Source records:

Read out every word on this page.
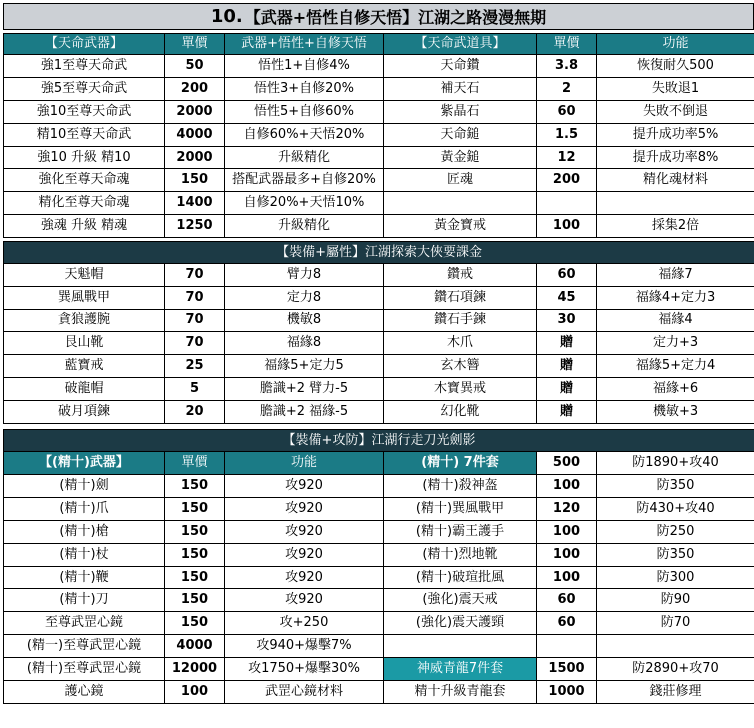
10. 【武器+悟性自修天悟】江湖之路漫漫無期
【天命武器】	單價	武器+悟性+自修天悟	【天命武道具】	單價	功能
強1至尊天命武	50	悟性1+自修4%	天命鑽	3.8	恢復耐久500
強5至尊天命武	200	悟性3+自修20%	補天石	2	失敗退1
強10至尊天命武	2000	悟性5+自修60%	紫晶石	60	失敗不倒退
精10至尊天命武	4000	自修60%+天悟20%	天命鎚	1.5	提升成功率5%
強10 升級 精10	2000	升級精化	黃金鎚	12	提升成功率8%
強化至尊天命魂	150	搭配武器最多+自修20%	匠魂	200	精化魂材料
精化至尊天命魂	1400	自修20%+天悟10%			
強魂 升級 精魂	1250	升級精化	黃金寶戒	100	採集2倍
【裝備+屬性】江湖探索大俠要課金					
天魁帽	70	臂力8	鑽戒	60	福緣7
巽風戰甲	70	定力8	鑽石項鍊	45	福緣4+定力3
貪狼護腕	70	機敏8	鑽石手鍊	30	福緣4
艮山靴	70	福緣8	木爪	贈	定力+3
藍寶戒	25	福緣5+定力5	玄木簪	贈	福緣5+定力4
破龍帽	5	膽識+2 臂力-5	木寶異戒	贈	福緣+6
破月項鍊	20	膽識+2 福緣-5	幻化靴	贈	機敏+3
【裝備+攻防】江湖行走刀光劍影					
【(精十)武器】	單價	功能	(精十) 7件套	500	防1890+攻40
(精十)劍	150	攻920	(精十)殺神盔	100	防350
(精十)爪	150	攻920	(精十)巽風戰甲	120	防430+攻40
(精十)槍	150	攻920	(精十)霸王護手	100	防250
(精十)杖	150	攻920	(精十)烈地靴	100	防350
(精十)鞭	150	攻920	(精十)破瑄批風	100	防300
(精十)刀	150	攻920	(強化)震天戒	60	防90
至尊武罡心鏡	150	攻+250	(強化)震天護頸	60	防70
(精一)至尊武罡心鏡	4000	攻940+爆擊7%			
(精十)至尊武罡心鏡	12000	攻1750+爆擊30%	神威青龍7件套	1500	防2890+攻70
護心鏡	100	武罡心鏡材料	精十升級青龍套	1000	錢莊修理
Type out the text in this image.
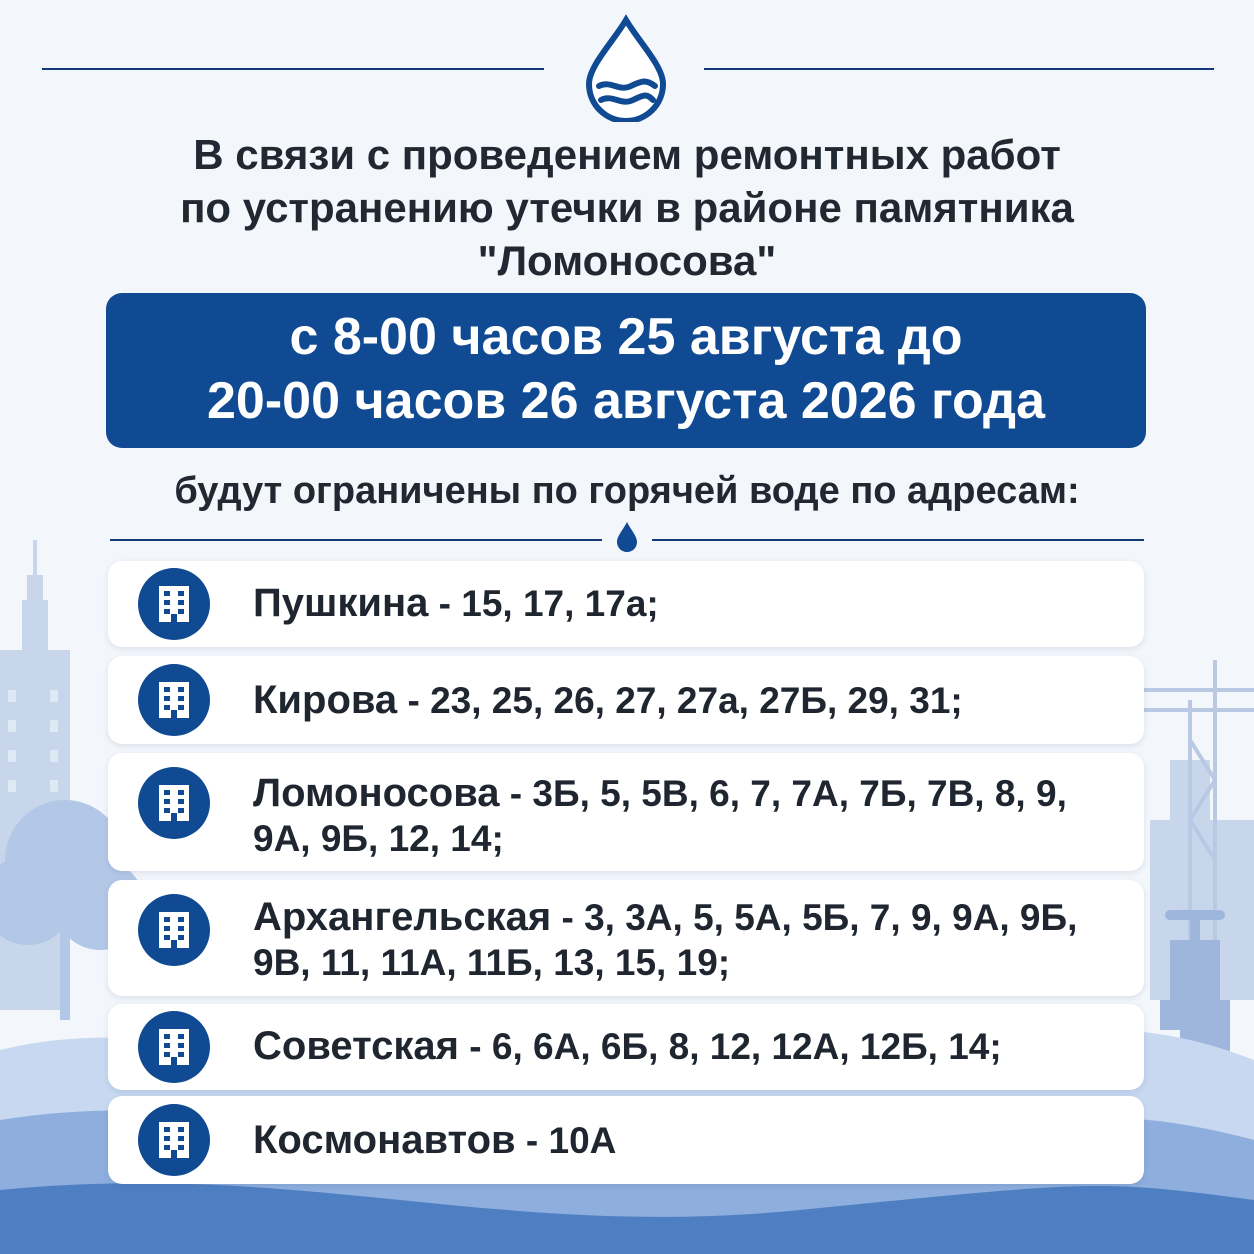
В связи с проведением ремонтных работ
по устранению утечки в районе памятника
"Ломоносова"
с 8-00 часов 25 августа до
20-00 часов 26 августа 2026 года
будут ограничены по горячей воде по адресам:
Пушкина - 15, 17, 17а;
Кирова - 23, 25, 26, 27, 27а, 27Б, 29, 31;
Ломоносова - 3Б, 5, 5В, 6, 7, 7А, 7Б, 7В, 8, 9, 9А, 9Б, 12, 14;
Архангельская - 3, 3А, 5, 5А, 5Б, 7, 9, 9А, 9Б, 9В, 11, 11А, 11Б, 13, 15, 19;
Советская - 6, 6А, 6Б, 8, 12, 12А, 12Б, 14;
Космонавтов - 10А
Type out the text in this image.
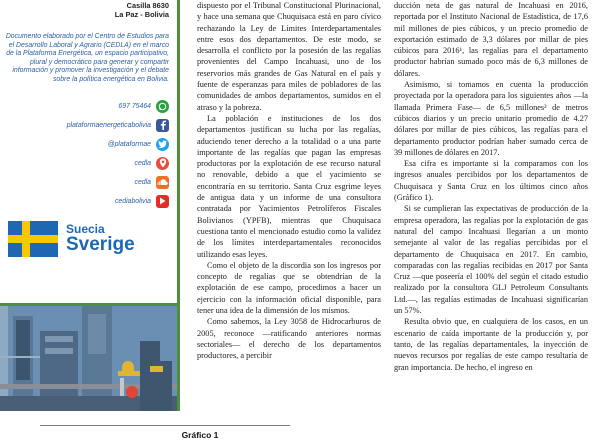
Casilla 8630
La Paz - Bolivia
Documento elaborado por el Centro de Estudios para el Desarrollo Laboral y Agrario (CEDLA) en el marco de la Plataforma Energética, un espacio participativo, plural y democrático para generar y compartir información y promover la investigación y el debate sobre la política energética en Bolivia.
697 75464
plataformaenergeticabolivia
@plataformae
cedla
cedla
cediabolivia
Suecia
Sverige

dispuesto por el Tribunal Constitucional Plurinacional, y hace una semana que Chuquisaca está en paro cívico rechazando la Ley de Límites Interdepartamentales entre esos dos departamentos. De este modo, se desarrolla el conflicto por la posesión de las regalías provenientes del Campo Incahuasi, uno de los reservorios más grandes de Gas Natural en el país y fuente de esperanzas para miles de pobladores de las comunidades de ambos departamentos, sumidos en el atraso y la pobreza.

La población e instituciones de los dos departamentos justifican su lucha por las regalías, aduciendo tener derecho a la totalidad o a una parte importante de las regalías que pagan las empresas productoras por la explotación de ese recurso natural no renovable, debido a que el yacimiento se encontraría en su territorio. Santa Cruz esgrime leyes de antigua data y un informe de una consultora contratada por Yacimientos Petrolíferos Fiscales Bolivianos (YPFB), mientras que Chuquisaca cuestiona tanto el mencionado estudio como la validez de los límites interdepartamentales reconocidos utilizando esas leyes.

Como el objeto de la discordia son los ingresos por concepto de regalías que se obtendrían de la explotación de ese campo, procedimos a hacer un ejercicio con la información oficial disponible, para tener una idea de la dimensión de los mismos.

Como sabemos, la Ley 3058 de Hidrocarburos de 2005, reconoce —ratificando anteriores normas sectoriales— el derecho de los departamentos productores, a percibir

ducción neta de gas natural de Incahuasi en 2016, reportada por el Instituto Nacional de Estadística, de 17,6 mil millones de pies cúbicos, y un precio promedio de exportación estimado de 3,3 dólares por millar de pies cúbicos para 2016¹, las regalías para el departamento productor habrían sumado poco más de 6,3 millones de dólares.

Asimismo, si tomamos en cuenta la producción proyectada por la operadora para los siguientes años —la llamada Primera Fase— de 6,5 millones² de metros cúbicos diarios y un precio unitario promedio de 4.27 dólares por millar de pies cúbicos, las regalías para el departamento productor podrían haber sumado cerca de 39 millones de dólares en 2017.

Esa cifra es importante si la comparamos con los ingresos anuales percibidos por los departamentos de Chuquisaca y Santa Cruz en los últimos cinco años (Gráfico 1).

Si se cumplieran las expectativas de producción de la empresa operadora, las regalías por la explotación de gas natural del campo Incahuasi llegarían a un monto semejante al valor de las regalías percibidas por el departamento de Chuquisaca en 2017. En cambio, comparadas con las regalías recibidas en 2017 por Santa Cruz —que poseería el 100% del según el citado estudio realizado por la consultora GLJ Petroleum Consultants Ltd.—, las regalías estimadas de Incahuasi significarían un 57%.

Resulta obvio que, en cualquiera de los casos, en un escenario de caída importante de la producción y, por tanto, de las regalías departamentales, la inyección de nuevos recursos por regalías de este campo resultaría de gran importancia. De hecho, el ingreso en

Gráfico 1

### BRIEF
Gather, from the listing above, every line carrying the word "至尊武罡心鏡".

### FINISHED ANSWER
至尊武罡心鏡	150	攻+250	(強化)震天護頸	60	防70
(精一)至尊武罡心鏡	4000	攻940+爆擊7%			
(精十)至尊武罡心鏡	12000	攻1750+爆擊30%	神威青龍7件套	1500	防2890+攻70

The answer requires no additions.